-- Problem details --
Copy all of the material below exactly.

-- Raw data --
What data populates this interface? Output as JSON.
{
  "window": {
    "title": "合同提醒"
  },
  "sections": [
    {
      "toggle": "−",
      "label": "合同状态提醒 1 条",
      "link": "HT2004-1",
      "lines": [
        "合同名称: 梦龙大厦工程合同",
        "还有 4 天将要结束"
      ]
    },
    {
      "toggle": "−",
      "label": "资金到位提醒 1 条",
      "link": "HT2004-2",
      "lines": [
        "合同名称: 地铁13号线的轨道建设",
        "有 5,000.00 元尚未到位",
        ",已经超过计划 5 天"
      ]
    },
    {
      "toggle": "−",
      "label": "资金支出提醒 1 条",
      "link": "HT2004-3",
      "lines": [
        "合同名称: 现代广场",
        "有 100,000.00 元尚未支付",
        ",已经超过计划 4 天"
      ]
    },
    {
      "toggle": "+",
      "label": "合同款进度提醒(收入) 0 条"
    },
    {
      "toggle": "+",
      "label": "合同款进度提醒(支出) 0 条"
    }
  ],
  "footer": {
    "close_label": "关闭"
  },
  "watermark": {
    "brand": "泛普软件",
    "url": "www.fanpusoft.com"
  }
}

-- Answer in full --
What data populates this interface? Output as JSON.
{
  "window": {
    "title": "合同提醒"
  },
  "sections": [
    {
      "toggle": "−",
      "label": "合同状态提醒 1 条",
      "link": "HT2004-1",
      "lines": [
        "合同名称: 梦龙大厦工程合同",
        "还有 4 天将要结束"
      ]
    },
    {
      "toggle": "−",
      "label": "资金到位提醒 1 条",
      "link": "HT2004-2",
      "lines": [
        "合同名称: 地铁13号线的轨道建设",
        "有 5,000.00 元尚未到位",
        ",已经超过计划 5 天"
      ]
    },
    {
      "toggle": "−",
      "label": "资金支出提醒 1 条",
      "link": "HT2004-3",
      "lines": [
        "合同名称: 现代广场",
        "有 100,000.00 元尚未支付",
        ",已经超过计划 4 天"
      ]
    },
    {
      "toggle": "+",
      "label": "合同款进度提醒(收入) 0 条"
    },
    {
      "toggle": "+",
      "label": "合同款进度提醒(支出) 0 条"
    }
  ],
  "footer": {
    "close_label": "关闭"
  },
  "watermark": {
    "brand": "泛普软件",
    "url": "www.fanpusoft.com"
  }
}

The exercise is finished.